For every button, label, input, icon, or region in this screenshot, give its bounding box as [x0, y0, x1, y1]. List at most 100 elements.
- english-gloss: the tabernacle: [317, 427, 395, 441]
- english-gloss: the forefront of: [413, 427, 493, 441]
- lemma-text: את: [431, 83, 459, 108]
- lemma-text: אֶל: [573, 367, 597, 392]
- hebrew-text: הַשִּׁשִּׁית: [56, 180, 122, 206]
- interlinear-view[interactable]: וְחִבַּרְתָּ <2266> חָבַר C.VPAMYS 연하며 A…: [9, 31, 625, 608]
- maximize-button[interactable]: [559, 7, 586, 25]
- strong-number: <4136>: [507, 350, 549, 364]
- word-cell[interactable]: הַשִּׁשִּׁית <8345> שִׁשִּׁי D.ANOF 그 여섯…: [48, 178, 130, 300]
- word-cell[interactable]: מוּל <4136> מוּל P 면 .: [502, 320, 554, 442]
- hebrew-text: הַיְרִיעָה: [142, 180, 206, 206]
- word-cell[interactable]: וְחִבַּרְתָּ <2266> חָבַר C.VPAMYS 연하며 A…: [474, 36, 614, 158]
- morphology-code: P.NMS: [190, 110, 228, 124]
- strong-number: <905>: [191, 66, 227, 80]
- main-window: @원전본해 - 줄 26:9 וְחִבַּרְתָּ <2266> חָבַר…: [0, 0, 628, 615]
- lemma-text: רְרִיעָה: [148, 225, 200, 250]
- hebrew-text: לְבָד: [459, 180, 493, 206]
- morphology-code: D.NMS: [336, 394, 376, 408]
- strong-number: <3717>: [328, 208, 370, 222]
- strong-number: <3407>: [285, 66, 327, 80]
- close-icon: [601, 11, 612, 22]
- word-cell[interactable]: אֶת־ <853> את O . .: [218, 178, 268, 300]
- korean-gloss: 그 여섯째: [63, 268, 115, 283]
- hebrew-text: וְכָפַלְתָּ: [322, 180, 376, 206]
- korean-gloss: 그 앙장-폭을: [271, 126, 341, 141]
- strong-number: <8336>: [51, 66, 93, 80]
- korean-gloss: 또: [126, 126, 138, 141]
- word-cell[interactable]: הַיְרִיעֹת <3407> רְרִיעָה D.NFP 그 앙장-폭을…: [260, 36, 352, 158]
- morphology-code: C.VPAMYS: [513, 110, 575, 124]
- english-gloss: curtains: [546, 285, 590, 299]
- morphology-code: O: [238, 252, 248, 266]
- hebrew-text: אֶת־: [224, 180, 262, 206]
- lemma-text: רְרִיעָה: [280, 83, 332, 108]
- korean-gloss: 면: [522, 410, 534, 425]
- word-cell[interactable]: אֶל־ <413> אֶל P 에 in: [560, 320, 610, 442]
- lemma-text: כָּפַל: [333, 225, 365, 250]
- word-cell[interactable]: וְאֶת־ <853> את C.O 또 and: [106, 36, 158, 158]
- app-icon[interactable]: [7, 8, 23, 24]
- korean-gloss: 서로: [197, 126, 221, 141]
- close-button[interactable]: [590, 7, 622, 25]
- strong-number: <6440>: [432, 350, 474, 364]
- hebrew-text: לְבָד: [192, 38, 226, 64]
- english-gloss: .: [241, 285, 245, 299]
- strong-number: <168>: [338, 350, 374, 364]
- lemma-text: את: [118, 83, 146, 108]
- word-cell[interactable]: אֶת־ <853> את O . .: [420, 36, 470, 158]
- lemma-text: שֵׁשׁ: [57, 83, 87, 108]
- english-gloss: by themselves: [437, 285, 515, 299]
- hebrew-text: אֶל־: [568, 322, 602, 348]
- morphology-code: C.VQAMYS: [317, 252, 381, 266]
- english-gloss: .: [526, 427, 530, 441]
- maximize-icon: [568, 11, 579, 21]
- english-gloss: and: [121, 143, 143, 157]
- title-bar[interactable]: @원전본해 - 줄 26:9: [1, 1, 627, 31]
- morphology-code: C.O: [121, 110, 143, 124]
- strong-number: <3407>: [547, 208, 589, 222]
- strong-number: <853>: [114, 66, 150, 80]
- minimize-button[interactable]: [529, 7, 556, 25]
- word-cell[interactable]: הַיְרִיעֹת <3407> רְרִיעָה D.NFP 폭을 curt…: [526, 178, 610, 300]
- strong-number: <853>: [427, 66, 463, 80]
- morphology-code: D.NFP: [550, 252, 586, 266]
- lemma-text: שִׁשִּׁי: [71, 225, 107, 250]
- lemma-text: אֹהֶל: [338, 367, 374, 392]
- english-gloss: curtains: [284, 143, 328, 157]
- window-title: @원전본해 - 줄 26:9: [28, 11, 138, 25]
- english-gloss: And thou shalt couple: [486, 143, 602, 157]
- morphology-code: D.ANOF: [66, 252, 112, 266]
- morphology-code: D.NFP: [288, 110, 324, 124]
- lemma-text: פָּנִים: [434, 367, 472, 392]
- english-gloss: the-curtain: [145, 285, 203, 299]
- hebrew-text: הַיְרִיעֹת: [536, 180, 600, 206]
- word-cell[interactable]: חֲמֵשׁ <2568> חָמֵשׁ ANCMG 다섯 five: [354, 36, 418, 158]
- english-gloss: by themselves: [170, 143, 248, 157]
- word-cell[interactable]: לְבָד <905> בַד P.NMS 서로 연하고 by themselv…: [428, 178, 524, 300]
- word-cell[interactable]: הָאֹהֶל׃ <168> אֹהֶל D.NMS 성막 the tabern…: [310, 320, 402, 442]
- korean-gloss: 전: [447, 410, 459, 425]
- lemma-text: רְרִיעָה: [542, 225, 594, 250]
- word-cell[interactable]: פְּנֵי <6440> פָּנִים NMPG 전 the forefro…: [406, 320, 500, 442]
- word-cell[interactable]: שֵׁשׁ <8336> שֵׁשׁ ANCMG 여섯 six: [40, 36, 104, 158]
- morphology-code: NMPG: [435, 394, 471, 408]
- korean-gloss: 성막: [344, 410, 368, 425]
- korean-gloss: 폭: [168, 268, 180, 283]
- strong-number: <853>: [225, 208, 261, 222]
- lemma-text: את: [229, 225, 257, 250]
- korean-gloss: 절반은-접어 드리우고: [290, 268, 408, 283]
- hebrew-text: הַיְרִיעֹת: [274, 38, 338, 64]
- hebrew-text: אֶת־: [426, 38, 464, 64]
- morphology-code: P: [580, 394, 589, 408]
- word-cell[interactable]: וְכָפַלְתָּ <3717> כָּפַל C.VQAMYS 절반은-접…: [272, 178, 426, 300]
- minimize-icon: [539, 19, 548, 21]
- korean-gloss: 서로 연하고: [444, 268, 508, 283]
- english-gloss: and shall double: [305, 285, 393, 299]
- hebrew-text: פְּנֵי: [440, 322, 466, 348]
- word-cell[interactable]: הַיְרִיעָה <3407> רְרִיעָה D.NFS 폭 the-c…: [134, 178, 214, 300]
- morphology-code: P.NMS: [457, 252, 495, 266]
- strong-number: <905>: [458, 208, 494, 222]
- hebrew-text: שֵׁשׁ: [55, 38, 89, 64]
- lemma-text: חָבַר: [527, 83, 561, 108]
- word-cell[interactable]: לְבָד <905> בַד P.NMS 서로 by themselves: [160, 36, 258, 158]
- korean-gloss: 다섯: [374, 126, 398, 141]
——
* [Exercise]:
Rewrite every line of the records above as a JSON list of strings, one string per line, leaving out blank lines.

* [Complete answer]:
[
  "For every button, label, input, icon, or region in this screenshot, give its bounding box as [x0, y0, x1, y1]. List at most 100 elements.",
  "- english-gloss: the tabernacle: [317, 427, 395, 441]",
  "- english-gloss: the forefront of: [413, 427, 493, 441]",
  "- lemma-text: את: [431, 83, 459, 108]",
  "- lemma-text: אֶל: [573, 367, 597, 392]",
  "- hebrew-text: הַשִּׁשִּׁית: [56, 180, 122, 206]",
  "- interlinear-view[interactable]: וְחִבַּרְתָּ <2266> חָבַר C.VPAMYS 연하며 A…: [9, 31, 625, 608]",
  "- maximize-button[interactable]: [559, 7, 586, 25]",
  "- strong-number: <4136>: [507, 350, 549, 364]",
  "- word-cell[interactable]: הַשִּׁשִּׁית <8345> שִׁשִּׁי D.ANOF 그 여섯…: [48, 178, 130, 300]",
  "- word-cell[interactable]: מוּל <4136> מוּל P 면 .: [502, 320, 554, 442]",
  "- hebrew-text: הַיְרִיעָה: [142, 180, 206, 206]",
  "- word-cell[interactable]: וְחִבַּרְתָּ <2266> חָבַר C.VPAMYS 연하며 A…: [474, 36, 614, 158]",
  "- morphology-code: P.NMS: [190, 110, 228, 124]",
  "- strong-number: <905>: [191, 66, 227, 80]",
  "- main-window: @원전본해 - 줄 26:9 וְחִבַּרְתָּ <2266> חָבַר…: [0, 0, 628, 615]",
  "- lemma-text: רְרִיעָה: [148, 225, 200, 250]",
  "- hebrew-text: לְבָד: [459, 180, 493, 206]",
  "- morphology-code: D.NMS: [336, 394, 376, 408]",
  "- strong-number: <3717>: [328, 208, 370, 222]",
  "- strong-number: <3407>: [285, 66, 327, 80]",
  "- close-icon: [601, 11, 612, 22]",
  "- word-cell[interactable]: אֶת־ <853> את O . .: [218, 178, 268, 300]",
  "- korean-gloss: 그 여섯째: [63, 268, 115, 283]",
  "- hebrew-text: וְכָפַלְתָּ: [322, 180, 376, 206]",
  "- korean-gloss: 그 앙장-폭을: [271, 126, 341, 141]",
  "- strong-number: <8336>: [51, 66, 93, 80]",
  "- korean-gloss: 또: [126, 126, 138, 141]",
  "- word-cell[interactable]: הַיְרִיעֹת <3407> רְרִיעָה D.NFP 그 앙장-폭을…: [260, 36, 352, 158]",
  "- morphology-code: C.VPAMYS: [513, 110, 575, 124]",
  "- english-gloss: curtains: [546, 285, 590, 299]",
  "- morphology-code: O: [238, 252, 248, 266]",
  "- hebrew-text: אֶת־: [224, 180, 262, 206]",
  "- lemma-text: רְרִיעָה: [280, 83, 332, 108]",
  "- korean-gloss: 면: [522, 410, 534, 425]",
  "- word-cell[interactable]: אֶל־ <413> אֶל P 에 in: [560, 320, 610, 442]",
  "- lemma-text: כָּפַל: [333, 225, 365, 250]",
  "- word-cell[interactable]: וְאֶת־ <853> את C.O 또 and: [106, 36, 158, 158]",
  "- app-icon[interactable]: [7, 8, 23, 24]",
  "- korean-gloss: 서로: [197, 126, 221, 141]",
  "- close-button[interactable]: [590, 7, 622, 25]",
  "- strong-number: <6440>: [432, 350, 474, 364]",
  "- hebrew-text: לְבָד: [192, 38, 226, 64]",
  "- english-gloss: .: [241, 285, 245, 299]",
  "- strong-number: <168>: [338, 350, 374, 364]",
  "- lemma-text: את: [118, 83, 146, 108]",
  "- word-cell[interactable]: אֶת־ <853> את O . .: [420, 36, 470, 158]",
  "- lemma-text: שֵׁשׁ: [57, 83, 87, 108]",
  "- english-gloss: by themselves: [437, 285, 515, 299]",
  "- hebrew-text: אֶל־: [568, 322, 602, 348]",
  "- morphology-code: C.VQAMYS: [317, 252, 381, 266]",
  "- english-gloss: .: [526, 427, 530, 441]",
  "- maximize-icon: [568, 11, 579, 21]",
  "- english-gloss: and: [121, 143, 143, 157]",
  "- title-bar[interactable]: @원전본해 - 줄 26:9: [1, 1, 627, 31]",
  "- morphology-code: C.O: [121, 110, 143, 124]",
  "- strong-number: <3407>: [547, 208, 589, 222]",
  "- strong-number: <853>: [114, 66, 150, 80]",
  "- minimize-button[interactable]: [529, 7, 556, 25]",
  "- word-cell[interactable]: הַיְרִיעֹת <3407> רְרִיעָה D.NFP 폭을 curt…: [526, 178, 610, 300]",
  "- strong-number: <853>: [427, 66, 463, 80]",
  "- morphology-code: D.NFP: [550, 252, 586, 266]",
  "- lemma-text: שִׁשִּׁי: [71, 225, 107, 250]",
  "- lemma-text: אֹהֶל: [338, 367, 374, 392]",
  "- english-gloss: curtains: [284, 143, 328, 157]",
  "- window-title: @원전본해 - 줄 26:9: [28, 11, 138, 25]",
  "- english-gloss: And thou shalt couple: [486, 143, 602, 157]",
  "- morphology-code: D.ANOF: [66, 252, 112, 266]",
  "- morphology-code: D.NFP: [288, 110, 324, 124]",
  "- lemma-text: פָּנִים: [434, 367, 472, 392]",
  "- english-gloss: the-curtain: [145, 285, 203, 299]",
  "- hebrew-text: הַיְרִיעֹת: [536, 180, 600, 206]",
  "- word-cell[interactable]: חֲמֵשׁ <2568> חָמֵשׁ ANCMG 다섯 five: [354, 36, 418, 158]",
  "- english-gloss: by themselves: [170, 143, 248, 157]",
  "- word-cell[interactable]: לְבָד <905> בַד P.NMS 서로 연하고 by themselv…: [428, 178, 524, 300]",
  "- word-cell[interactable]: הָאֹהֶל׃ <168> אֹהֶל D.NMS 성막 the tabern…: [310, 320, 402, 442]",
  "- korean-gloss: 전: [447, 410, 459, 425]",
  "- lemma-text: רְרִיעָה: [542, 225, 594, 250]",
  "- word-cell[interactable]: פְּנֵי <6440> פָּנִים NMPG 전 the forefro…: [406, 320, 500, 442]",
  "- word-cell[interactable]: שֵׁשׁ <8336> שֵׁשׁ ANCMG 여섯 six: [40, 36, 104, 158]",
  "- morphology-code: NMPG: [435, 394, 471, 408]",
  "- korean-gloss: 성막: [344, 410, 368, 425]",
  "- korean-gloss: 폭: [168, 268, 180, 283]",
  "- strong-number: <853>: [225, 208, 261, 222]",
  "- lemma-text: את: [229, 225, 257, 250]",
  "- korean-gloss: 절반은-접어 드리우고: [290, 268, 408, 283]",
  "- hebrew-text: הַיְרִיעֹת: [274, 38, 338, 64]",
  "- hebrew-text: אֶת־: [426, 38, 464, 64]",
  "- morphology-code: P: [580, 394, 589, 408]",
  "- word-cell[interactable]: וְכָפַלְתָּ <3717> כָּפַל C.VQAMYS 절반은-접…: [272, 178, 426, 300]",
  "- minimize-icon: [539, 19, 548, 21]",
  "- korean-gloss: 서로 연하고: [444, 268, 508, 283]",
  "- english-gloss: and shall double: [305, 285, 393, 299]",
  "- hebrew-text: פְּנֵי: [440, 322, 466, 348]",
  "- word-cell[interactable]: הַיְרִיעָה <3407> רְרִיעָה D.NFS 폭 the-c…: [134, 178, 214, 300]",
  "- morphology-code: P.NMS: [457, 252, 495, 266]",
  "- strong-number: <905>: [458, 208, 494, 222]",
  "- hebrew-text: שֵׁשׁ: [55, 38, 89, 64]",
  "- lemma-text: חָבַר: [527, 83, 561, 108]",
  "- word-cell[interactable]: לְבָד <905> בַד P.NMS 서로 by themselves: [160, 36, 258, 158]",
  "- korean-gloss: 다섯: [374, 126, 398, 141]"
]